**DESCRIPTION OF THE TASK**
Can you find the lines of the listing that include "auraient" and copy every one?

Collected data entries
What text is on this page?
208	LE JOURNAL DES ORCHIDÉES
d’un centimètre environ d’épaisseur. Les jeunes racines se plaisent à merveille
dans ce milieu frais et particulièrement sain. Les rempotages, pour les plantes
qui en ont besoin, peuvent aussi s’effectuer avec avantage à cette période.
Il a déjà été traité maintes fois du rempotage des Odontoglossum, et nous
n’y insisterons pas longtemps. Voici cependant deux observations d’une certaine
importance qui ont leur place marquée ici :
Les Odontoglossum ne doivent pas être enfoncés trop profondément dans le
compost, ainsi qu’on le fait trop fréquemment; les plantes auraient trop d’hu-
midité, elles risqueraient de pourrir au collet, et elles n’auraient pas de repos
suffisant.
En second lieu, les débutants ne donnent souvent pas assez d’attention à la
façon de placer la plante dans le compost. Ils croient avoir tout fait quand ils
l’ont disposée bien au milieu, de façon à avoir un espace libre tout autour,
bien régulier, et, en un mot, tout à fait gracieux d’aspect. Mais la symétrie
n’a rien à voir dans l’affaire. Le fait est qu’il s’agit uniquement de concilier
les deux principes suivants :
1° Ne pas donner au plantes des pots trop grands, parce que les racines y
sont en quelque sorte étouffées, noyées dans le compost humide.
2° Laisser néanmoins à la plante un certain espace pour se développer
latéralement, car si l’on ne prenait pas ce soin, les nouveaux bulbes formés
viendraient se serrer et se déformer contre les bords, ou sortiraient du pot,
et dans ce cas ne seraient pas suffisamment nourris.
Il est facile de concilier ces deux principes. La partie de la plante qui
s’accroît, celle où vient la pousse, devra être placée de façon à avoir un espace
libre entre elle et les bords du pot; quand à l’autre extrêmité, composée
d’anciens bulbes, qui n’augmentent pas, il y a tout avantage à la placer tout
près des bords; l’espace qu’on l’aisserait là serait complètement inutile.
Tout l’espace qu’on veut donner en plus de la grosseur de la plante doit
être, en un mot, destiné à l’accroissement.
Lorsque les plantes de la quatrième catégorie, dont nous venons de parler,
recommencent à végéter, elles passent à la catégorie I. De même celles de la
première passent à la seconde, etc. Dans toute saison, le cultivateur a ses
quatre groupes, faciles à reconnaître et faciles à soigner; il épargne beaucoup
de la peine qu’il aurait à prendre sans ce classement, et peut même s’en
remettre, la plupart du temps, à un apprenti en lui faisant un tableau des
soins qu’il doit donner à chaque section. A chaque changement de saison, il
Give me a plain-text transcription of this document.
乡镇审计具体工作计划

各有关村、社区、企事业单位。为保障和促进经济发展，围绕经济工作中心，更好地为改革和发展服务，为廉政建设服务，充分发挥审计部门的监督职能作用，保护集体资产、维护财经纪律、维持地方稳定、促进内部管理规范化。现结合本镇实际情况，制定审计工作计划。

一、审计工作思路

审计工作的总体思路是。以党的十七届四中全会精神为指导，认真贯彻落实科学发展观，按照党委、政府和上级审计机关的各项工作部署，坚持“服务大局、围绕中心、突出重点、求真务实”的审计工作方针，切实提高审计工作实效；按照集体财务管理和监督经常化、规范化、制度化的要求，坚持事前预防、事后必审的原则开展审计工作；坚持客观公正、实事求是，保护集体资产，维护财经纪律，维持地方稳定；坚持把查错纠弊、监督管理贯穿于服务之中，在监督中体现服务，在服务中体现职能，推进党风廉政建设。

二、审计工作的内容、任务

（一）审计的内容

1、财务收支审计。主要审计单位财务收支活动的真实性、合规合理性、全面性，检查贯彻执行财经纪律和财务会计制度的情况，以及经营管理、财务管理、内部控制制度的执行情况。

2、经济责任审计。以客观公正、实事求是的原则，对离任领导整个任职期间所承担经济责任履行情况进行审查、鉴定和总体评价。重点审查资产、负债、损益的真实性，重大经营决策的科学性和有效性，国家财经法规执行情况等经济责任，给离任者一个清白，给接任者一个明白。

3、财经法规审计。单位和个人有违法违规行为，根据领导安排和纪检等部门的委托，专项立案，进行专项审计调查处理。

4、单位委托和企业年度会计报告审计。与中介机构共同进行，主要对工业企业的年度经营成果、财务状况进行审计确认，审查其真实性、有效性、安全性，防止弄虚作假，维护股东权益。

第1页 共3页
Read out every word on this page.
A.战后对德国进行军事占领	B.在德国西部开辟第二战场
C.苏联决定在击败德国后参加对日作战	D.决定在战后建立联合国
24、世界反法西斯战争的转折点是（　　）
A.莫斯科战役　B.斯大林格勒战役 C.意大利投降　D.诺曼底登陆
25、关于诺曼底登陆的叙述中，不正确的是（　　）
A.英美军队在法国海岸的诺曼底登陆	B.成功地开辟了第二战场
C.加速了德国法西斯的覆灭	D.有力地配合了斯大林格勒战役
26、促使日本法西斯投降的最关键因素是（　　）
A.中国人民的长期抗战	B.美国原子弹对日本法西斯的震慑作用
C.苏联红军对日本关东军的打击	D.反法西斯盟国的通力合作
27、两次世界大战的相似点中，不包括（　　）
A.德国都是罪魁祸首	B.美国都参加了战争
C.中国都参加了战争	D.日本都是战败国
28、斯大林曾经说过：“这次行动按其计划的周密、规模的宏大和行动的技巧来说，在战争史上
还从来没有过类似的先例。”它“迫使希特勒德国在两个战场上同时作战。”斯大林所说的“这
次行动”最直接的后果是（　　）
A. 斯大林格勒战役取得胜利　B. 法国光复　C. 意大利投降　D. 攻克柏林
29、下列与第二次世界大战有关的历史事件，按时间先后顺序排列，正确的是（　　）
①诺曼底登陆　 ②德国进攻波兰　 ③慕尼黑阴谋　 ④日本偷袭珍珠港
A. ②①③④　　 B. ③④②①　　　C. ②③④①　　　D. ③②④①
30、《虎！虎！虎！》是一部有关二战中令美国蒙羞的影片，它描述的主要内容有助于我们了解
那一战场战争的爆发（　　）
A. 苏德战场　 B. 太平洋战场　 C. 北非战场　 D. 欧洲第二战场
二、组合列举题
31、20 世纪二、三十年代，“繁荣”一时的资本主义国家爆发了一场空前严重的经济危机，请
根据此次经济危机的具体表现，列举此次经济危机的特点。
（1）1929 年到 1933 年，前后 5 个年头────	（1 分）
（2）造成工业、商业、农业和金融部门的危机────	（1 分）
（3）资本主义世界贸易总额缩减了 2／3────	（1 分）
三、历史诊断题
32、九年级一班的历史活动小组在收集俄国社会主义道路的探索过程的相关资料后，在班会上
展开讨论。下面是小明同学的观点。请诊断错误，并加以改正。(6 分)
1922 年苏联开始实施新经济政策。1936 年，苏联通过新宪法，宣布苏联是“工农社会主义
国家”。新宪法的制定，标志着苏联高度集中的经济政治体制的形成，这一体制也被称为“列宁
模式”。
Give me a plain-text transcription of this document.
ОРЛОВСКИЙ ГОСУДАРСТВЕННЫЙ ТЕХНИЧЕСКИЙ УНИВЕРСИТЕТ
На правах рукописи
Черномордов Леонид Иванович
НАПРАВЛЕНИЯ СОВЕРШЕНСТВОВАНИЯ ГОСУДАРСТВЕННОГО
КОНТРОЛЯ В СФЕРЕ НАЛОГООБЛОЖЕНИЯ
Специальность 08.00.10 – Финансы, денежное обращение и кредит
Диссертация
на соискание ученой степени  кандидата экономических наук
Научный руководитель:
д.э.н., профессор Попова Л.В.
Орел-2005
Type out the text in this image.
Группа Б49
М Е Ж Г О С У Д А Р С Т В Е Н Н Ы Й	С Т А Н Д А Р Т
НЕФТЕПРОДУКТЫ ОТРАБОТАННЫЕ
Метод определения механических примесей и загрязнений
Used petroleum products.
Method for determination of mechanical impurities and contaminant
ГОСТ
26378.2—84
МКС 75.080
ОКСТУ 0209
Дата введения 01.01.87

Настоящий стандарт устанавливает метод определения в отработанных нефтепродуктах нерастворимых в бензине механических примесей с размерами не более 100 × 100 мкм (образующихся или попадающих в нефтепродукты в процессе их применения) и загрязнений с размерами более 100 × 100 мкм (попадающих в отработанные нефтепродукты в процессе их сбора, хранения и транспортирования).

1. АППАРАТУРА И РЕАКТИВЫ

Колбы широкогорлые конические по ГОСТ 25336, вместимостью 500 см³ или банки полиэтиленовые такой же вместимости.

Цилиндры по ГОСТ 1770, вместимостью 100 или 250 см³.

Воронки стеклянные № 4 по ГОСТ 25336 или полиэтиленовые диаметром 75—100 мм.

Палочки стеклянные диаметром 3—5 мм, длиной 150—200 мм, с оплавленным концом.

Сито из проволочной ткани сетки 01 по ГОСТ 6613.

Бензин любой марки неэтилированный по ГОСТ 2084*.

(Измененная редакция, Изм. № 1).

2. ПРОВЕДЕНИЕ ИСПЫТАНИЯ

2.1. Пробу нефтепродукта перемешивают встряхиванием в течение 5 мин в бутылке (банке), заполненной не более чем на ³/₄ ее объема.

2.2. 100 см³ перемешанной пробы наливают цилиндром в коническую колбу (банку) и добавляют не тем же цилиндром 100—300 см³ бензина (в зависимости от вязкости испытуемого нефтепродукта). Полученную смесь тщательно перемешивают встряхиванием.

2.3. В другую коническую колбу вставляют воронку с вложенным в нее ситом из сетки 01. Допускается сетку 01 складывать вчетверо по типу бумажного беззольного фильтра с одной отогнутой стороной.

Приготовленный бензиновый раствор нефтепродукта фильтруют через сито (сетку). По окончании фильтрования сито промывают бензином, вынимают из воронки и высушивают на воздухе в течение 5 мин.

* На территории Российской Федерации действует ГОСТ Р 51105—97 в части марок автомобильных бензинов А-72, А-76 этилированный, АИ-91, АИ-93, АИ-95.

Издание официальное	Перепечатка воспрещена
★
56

**THE REPLY**
compost, ainsi qu’on le fait trop fréquemment; les plantes auraient trop d’hu-
midité, elles risqueraient de pourrir au collet, et elles n’auraient pas de repos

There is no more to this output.